TASK DIRECTIONS: For each line below that contains the string "republika", copy that line.

Chart and figure data:
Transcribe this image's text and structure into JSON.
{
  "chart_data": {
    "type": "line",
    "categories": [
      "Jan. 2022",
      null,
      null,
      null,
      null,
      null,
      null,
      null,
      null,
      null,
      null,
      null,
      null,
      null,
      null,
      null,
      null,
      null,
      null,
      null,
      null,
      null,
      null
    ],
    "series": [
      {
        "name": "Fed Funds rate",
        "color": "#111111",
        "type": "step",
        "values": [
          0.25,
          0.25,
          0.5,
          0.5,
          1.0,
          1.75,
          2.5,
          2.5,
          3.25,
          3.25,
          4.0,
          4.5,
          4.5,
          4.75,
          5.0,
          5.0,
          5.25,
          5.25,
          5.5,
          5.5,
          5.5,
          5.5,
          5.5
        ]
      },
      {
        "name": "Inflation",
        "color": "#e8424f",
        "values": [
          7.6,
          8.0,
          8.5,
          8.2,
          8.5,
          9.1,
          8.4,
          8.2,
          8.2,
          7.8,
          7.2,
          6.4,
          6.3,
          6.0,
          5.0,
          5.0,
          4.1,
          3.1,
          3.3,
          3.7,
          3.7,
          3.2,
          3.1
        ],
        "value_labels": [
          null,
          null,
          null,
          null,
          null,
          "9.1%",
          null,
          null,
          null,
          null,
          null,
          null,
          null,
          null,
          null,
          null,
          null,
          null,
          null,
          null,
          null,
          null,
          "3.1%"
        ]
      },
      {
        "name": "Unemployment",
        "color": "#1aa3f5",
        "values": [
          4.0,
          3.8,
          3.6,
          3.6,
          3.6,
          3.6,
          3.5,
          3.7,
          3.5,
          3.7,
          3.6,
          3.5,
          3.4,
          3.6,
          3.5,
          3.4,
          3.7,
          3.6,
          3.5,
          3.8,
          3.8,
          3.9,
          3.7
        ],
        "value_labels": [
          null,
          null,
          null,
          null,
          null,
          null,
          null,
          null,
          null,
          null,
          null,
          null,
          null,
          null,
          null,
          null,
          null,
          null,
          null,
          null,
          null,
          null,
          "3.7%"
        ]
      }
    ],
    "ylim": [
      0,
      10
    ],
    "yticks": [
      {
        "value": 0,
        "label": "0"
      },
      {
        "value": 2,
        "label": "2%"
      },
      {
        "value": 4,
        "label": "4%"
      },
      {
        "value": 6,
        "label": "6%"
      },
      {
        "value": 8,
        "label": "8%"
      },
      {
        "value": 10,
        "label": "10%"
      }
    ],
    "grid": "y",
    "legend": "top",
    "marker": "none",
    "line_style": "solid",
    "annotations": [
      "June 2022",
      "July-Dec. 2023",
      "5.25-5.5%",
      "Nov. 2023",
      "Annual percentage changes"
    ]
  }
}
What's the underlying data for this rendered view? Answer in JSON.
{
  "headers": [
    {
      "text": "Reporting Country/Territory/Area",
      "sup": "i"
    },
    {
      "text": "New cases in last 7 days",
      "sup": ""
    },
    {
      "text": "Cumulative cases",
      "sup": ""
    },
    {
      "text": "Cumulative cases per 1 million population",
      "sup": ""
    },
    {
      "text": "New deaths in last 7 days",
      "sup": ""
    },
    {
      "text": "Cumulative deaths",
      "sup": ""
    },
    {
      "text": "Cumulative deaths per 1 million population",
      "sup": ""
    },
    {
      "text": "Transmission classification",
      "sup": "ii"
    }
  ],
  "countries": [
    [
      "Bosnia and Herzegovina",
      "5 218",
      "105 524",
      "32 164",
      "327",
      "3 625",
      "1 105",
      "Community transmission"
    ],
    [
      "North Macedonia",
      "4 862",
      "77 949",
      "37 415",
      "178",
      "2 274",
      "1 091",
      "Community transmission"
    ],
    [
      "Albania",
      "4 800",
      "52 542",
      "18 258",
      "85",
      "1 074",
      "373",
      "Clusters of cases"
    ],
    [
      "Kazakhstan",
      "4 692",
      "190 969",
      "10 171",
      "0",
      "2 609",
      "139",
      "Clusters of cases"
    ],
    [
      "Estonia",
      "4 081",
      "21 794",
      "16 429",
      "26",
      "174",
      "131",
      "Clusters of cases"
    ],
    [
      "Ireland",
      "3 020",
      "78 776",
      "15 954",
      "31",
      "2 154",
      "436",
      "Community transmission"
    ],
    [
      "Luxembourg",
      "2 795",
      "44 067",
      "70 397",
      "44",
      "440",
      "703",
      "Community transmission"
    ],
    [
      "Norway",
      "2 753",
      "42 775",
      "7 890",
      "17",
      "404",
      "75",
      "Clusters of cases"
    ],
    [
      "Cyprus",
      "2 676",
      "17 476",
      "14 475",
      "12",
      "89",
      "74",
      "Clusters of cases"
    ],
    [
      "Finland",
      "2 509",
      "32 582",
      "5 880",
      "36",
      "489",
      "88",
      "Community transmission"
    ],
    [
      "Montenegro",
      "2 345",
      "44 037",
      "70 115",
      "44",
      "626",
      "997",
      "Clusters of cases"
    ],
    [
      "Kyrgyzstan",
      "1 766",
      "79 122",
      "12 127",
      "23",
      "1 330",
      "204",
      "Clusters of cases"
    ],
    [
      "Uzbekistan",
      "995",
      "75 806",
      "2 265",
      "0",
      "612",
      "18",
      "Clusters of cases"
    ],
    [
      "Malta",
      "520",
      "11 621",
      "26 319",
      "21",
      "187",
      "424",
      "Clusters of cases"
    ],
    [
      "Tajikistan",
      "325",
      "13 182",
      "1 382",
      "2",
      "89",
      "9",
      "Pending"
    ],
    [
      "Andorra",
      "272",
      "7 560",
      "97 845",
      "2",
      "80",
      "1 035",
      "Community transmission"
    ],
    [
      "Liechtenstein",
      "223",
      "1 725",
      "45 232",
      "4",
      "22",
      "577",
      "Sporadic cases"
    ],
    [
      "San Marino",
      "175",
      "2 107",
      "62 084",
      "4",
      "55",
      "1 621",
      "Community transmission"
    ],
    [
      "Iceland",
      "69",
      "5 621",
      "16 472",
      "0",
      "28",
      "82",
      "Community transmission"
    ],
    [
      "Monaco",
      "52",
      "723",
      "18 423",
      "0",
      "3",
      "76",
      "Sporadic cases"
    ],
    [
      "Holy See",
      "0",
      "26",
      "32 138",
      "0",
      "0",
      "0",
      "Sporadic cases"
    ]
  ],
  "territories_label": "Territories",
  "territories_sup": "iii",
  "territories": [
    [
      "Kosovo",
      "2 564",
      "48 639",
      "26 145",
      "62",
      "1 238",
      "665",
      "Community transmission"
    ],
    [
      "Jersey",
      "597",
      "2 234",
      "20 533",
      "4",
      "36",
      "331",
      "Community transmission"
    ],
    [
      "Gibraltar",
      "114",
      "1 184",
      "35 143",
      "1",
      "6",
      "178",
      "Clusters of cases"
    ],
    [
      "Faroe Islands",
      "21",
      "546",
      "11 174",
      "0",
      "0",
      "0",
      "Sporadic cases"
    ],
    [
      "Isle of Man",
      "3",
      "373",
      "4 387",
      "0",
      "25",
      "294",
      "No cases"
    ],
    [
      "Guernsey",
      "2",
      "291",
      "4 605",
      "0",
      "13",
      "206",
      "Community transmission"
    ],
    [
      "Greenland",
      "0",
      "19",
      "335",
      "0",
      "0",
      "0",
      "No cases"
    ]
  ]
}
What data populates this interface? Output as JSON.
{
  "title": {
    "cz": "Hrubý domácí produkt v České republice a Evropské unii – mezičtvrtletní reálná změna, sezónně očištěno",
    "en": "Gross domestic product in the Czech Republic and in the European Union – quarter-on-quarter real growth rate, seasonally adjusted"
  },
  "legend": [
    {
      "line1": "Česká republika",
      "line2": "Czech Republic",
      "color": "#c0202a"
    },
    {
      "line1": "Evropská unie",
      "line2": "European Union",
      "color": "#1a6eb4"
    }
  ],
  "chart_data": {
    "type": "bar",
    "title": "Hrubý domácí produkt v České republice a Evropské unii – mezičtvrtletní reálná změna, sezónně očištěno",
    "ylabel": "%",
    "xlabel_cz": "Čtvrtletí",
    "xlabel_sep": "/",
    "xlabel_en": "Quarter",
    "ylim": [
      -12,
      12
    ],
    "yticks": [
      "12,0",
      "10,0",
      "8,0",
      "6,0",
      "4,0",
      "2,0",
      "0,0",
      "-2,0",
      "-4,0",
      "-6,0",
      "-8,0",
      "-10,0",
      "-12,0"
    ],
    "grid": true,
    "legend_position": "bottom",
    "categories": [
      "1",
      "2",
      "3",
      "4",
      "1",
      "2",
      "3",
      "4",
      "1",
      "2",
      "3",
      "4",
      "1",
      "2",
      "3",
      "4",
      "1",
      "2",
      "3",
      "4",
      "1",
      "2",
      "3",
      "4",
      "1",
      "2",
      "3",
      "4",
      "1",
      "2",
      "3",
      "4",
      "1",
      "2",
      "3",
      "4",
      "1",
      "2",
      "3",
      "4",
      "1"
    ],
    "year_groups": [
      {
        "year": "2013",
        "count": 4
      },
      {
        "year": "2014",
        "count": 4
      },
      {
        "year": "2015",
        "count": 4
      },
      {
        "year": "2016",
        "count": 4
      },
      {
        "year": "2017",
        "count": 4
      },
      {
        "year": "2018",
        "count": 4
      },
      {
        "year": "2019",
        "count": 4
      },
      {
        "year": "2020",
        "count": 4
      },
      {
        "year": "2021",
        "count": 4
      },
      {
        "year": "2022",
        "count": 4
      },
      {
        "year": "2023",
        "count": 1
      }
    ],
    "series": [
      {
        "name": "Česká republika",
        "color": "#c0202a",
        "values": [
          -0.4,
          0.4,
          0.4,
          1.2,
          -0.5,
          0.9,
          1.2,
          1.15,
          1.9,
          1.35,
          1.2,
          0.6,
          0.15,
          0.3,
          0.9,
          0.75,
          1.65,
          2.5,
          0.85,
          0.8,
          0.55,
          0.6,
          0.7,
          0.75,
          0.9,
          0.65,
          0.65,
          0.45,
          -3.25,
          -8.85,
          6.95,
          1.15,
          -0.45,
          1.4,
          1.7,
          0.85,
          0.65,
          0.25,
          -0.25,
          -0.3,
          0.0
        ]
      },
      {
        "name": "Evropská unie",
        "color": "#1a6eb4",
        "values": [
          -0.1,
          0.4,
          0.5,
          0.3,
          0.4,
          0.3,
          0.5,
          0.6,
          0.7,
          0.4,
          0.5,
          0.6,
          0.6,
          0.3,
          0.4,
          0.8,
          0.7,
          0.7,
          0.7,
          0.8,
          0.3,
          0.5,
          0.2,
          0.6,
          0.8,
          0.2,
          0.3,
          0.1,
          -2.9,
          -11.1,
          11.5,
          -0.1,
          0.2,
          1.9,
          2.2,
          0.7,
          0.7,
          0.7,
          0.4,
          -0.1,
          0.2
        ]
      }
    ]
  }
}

RESPONSE:
      "line1": "Česká republika",
        "name": "Česká republika",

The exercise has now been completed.